[Task to complete]: Go through the entries below and write each one out exactly.

[Available records]:
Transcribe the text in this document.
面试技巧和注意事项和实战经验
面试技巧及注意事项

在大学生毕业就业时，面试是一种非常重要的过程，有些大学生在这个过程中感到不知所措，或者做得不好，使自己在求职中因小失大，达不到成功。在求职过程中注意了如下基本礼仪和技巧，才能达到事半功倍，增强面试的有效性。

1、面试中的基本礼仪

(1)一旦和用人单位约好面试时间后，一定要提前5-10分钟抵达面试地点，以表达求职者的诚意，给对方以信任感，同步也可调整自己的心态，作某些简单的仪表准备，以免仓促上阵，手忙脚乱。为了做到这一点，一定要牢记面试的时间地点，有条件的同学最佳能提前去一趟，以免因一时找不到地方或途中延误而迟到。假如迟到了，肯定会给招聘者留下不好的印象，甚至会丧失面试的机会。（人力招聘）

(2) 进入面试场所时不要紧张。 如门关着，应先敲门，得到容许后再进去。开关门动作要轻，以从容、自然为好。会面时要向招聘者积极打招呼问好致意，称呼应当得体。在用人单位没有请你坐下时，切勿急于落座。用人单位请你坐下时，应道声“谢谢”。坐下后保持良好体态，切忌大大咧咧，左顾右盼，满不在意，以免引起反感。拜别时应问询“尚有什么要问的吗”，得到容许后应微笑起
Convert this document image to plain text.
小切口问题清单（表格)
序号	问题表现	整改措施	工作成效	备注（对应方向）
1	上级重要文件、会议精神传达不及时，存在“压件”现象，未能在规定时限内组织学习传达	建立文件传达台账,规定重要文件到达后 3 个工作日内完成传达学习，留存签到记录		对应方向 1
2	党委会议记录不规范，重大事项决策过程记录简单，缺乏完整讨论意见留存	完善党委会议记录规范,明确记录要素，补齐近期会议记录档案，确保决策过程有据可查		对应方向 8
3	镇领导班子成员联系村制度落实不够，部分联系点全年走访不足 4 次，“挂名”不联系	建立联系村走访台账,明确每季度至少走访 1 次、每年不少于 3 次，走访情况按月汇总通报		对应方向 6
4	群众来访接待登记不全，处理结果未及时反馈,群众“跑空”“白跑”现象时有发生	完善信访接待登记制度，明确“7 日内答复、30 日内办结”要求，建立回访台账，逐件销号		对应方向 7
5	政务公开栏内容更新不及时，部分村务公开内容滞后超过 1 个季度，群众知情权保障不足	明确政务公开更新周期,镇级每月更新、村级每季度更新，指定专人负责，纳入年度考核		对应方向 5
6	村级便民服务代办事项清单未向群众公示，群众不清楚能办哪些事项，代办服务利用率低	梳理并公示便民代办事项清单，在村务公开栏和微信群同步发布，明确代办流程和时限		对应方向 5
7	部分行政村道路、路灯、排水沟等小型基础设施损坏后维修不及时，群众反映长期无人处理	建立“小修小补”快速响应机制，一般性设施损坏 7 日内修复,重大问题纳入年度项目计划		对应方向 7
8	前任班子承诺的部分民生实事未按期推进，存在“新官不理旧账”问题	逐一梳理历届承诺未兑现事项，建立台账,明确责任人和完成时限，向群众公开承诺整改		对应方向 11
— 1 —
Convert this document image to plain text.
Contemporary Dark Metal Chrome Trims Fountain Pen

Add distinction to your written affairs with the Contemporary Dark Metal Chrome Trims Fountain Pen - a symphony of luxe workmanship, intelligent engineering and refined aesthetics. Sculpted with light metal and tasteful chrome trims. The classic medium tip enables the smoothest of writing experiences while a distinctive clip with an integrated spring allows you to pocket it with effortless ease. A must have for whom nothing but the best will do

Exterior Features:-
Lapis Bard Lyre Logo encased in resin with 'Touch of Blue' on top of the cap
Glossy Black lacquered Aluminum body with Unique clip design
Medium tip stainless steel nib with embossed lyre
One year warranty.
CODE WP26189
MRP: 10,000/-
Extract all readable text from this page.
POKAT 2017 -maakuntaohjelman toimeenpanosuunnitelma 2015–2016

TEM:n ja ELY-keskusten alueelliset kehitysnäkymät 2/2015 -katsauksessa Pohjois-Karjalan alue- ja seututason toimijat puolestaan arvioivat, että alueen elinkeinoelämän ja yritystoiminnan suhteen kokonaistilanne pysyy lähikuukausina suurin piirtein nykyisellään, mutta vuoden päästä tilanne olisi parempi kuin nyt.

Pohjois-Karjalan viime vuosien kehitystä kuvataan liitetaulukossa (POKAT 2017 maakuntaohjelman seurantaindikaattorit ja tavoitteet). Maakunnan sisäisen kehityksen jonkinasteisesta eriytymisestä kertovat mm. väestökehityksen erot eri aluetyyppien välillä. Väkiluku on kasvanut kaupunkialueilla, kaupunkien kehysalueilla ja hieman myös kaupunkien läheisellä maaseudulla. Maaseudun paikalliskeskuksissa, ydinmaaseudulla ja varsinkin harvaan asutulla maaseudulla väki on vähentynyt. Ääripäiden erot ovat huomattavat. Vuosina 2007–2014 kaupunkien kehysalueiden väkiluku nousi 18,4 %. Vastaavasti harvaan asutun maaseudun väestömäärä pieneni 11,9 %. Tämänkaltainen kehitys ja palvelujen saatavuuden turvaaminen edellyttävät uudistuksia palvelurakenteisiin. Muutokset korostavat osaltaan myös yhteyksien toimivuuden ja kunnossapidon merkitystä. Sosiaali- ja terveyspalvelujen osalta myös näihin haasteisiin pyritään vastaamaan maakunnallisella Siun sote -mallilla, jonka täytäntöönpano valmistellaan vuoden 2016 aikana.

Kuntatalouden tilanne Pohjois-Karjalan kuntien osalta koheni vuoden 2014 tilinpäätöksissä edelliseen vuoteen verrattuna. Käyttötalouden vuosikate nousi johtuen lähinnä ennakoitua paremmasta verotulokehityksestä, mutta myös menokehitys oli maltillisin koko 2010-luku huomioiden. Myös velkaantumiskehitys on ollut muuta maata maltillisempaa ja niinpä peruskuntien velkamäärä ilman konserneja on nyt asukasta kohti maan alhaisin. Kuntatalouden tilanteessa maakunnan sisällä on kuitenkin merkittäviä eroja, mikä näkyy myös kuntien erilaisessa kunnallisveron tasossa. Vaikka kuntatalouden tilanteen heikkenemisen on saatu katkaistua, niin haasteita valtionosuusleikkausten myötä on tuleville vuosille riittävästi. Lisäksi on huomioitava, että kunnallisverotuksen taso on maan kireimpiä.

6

[The completed task]:
Transcribe the text in this document.
面试技巧和注意事项和实战经验
面试技巧及注意事项

在大学生毕业就业时，面试是一种非常重要的过程，有些大学生在这个过程中感到不知所措，或者做得不好，使自己在求职中因小失大，达不到成功。在求职过程中注意了如下基本礼仪和技巧，才能达到事半功倍，增强面试的有效性。

1、面试中的基本礼仪

(1)一旦和用人单位约好面试时间后，一定要提前5-10分钟抵达面试地点，以表达求职者的诚意，给对方以信任感，同步也可调整自己的心态，作某些简单的仪表准备，以免仓促上阵，手忙脚乱。为了做到这一点，一定要牢记面试的时间地点，有条件的同学最佳能提前去一趟，以免因一时找不到地方或途中延误而迟到。假如迟到了，肯定会给招聘者留下不好的印象，甚至会丧失面试的机会。（人力招聘）

(2) 进入面试场所时不要紧张。 如门关着，应先敲门，得到容许后再进去。开关门动作要轻，以从容、自然为好。会面时要向招聘者积极打招呼问好致意，称呼应当得体。在用人单位没有请你坐下时，切勿急于落座。用人单位请你坐下时，应道声“谢谢”。坐下后保持良好体态，切忌大大咧咧，左顾右盼，满不在意，以免引起反感。拜别时应问询“尚有什么要问的吗”，得到容许后应微笑起
Convert this document image to plain text.
小切口问题清单（表格)
序号	问题表现	整改措施	工作成效	备注（对应方向）
1	上级重要文件、会议精神传达不及时，存在“压件”现象，未能在规定时限内组织学习传达	建立文件传达台账,规定重要文件到达后 3 个工作日内完成传达学习，留存签到记录		对应方向 1
2	党委会议记录不规范，重大事项决策过程记录简单，缺乏完整讨论意见留存	完善党委会议记录规范,明确记录要素，补齐近期会议记录档案，确保决策过程有据可查		对应方向 8
3	镇领导班子成员联系村制度落实不够，部分联系点全年走访不足 4 次，“挂名”不联系	建立联系村走访台账,明确每季度至少走访 1 次、每年不少于 3 次，走访情况按月汇总通报		对应方向 6
4	群众来访接待登记不全，处理结果未及时反馈,群众“跑空”“白跑”现象时有发生	完善信访接待登记制度，明确“7 日内答复、30 日内办结”要求，建立回访台账，逐件销号		对应方向 7
5	政务公开栏内容更新不及时，部分村务公开内容滞后超过 1 个季度，群众知情权保障不足	明确政务公开更新周期,镇级每月更新、村级每季度更新，指定专人负责，纳入年度考核		对应方向 5
6	村级便民服务代办事项清单未向群众公示，群众不清楚能办哪些事项，代办服务利用率低	梳理并公示便民代办事项清单，在村务公开栏和微信群同步发布，明确代办流程和时限		对应方向 5
7	部分行政村道路、路灯、排水沟等小型基础设施损坏后维修不及时，群众反映长期无人处理	建立“小修小补”快速响应机制，一般性设施损坏 7 日内修复,重大问题纳入年度项目计划		对应方向 7
8	前任班子承诺的部分民生实事未按期推进，存在“新官不理旧账”问题	逐一梳理历届承诺未兑现事项，建立台账,明确责任人和完成时限，向群众公开承诺整改		对应方向 11
— 1 —
Convert this document image to plain text.
Contemporary Dark Metal Chrome Trims Fountain Pen

Add distinction to your written affairs with the Contemporary Dark Metal Chrome Trims Fountain Pen - a symphony of luxe workmanship, intelligent engineering and refined aesthetics. Sculpted with light metal and tasteful chrome trims. The classic medium tip enables the smoothest of writing experiences while a distinctive clip with an integrated spring allows you to pocket it with effortless ease. A must have for whom nothing but the best will do

Exterior Features:-
Lapis Bard Lyre Logo encased in resin with 'Touch of Blue' on top of the cap
Glossy Black lacquered Aluminum body with Unique clip design
Medium tip stainless steel nib with embossed lyre
One year warranty.
CODE WP26189
MRP: 10,000/-
Extract all readable text from this page.
POKAT 2017 -maakuntaohjelman toimeenpanosuunnitelma 2015–2016

TEM:n ja ELY-keskusten alueelliset kehitysnäkymät 2/2015 -katsauksessa Pohjois-Karjalan alue- ja seututason toimijat puolestaan arvioivat, että alueen elinkeinoelämän ja yritystoiminnan suhteen kokonaistilanne pysyy lähikuukausina suurin piirtein nykyisellään, mutta vuoden päästä tilanne olisi parempi kuin nyt.

Pohjois-Karjalan viime vuosien kehitystä kuvataan liitetaulukossa (POKAT 2017 maakuntaohjelman seurantaindikaattorit ja tavoitteet). Maakunnan sisäisen kehityksen jonkinasteisesta eriytymisestä kertovat mm. väestökehityksen erot eri aluetyyppien välillä. Väkiluku on kasvanut kaupunkialueilla, kaupunkien kehysalueilla ja hieman myös kaupunkien läheisellä maaseudulla. Maaseudun paikalliskeskuksissa, ydinmaaseudulla ja varsinkin harvaan asutulla maaseudulla väki on vähentynyt. Ääripäiden erot ovat huomattavat. Vuosina 2007–2014 kaupunkien kehysalueiden väkiluku nousi 18,4 %. Vastaavasti harvaan asutun maaseudun väestömäärä pieneni 11,9 %. Tämänkaltainen kehitys ja palvelujen saatavuuden turvaaminen edellyttävät uudistuksia palvelurakenteisiin. Muutokset korostavat osaltaan myös yhteyksien toimivuuden ja kunnossapidon merkitystä. Sosiaali- ja terveyspalvelujen osalta myös näihin haasteisiin pyritään vastaamaan maakunnallisella Siun sote -mallilla, jonka täytäntöönpano valmistellaan vuoden 2016 aikana.

Kuntatalouden tilanne Pohjois-Karjalan kuntien osalta koheni vuoden 2014 tilinpäätöksissä edelliseen vuoteen verrattuna. Käyttötalouden vuosikate nousi johtuen lähinnä ennakoitua paremmasta verotulokehityksestä, mutta myös menokehitys oli maltillisin koko 2010-luku huomioiden. Myös velkaantumiskehitys on ollut muuta maata maltillisempaa ja niinpä peruskuntien velkamäärä ilman konserneja on nyt asukasta kohti maan alhaisin. Kuntatalouden tilanteessa maakunnan sisällä on kuitenkin merkittäviä eroja, mikä näkyy myös kuntien erilaisessa kunnallisveron tasossa. Vaikka kuntatalouden tilanteen heikkenemisen on saatu katkaistua, niin haasteita valtionosuusleikkausten myötä on tuleville vuosille riittävästi. Lisäksi on huomioitava, että kunnallisverotuksen taso on maan kireimpiä.

6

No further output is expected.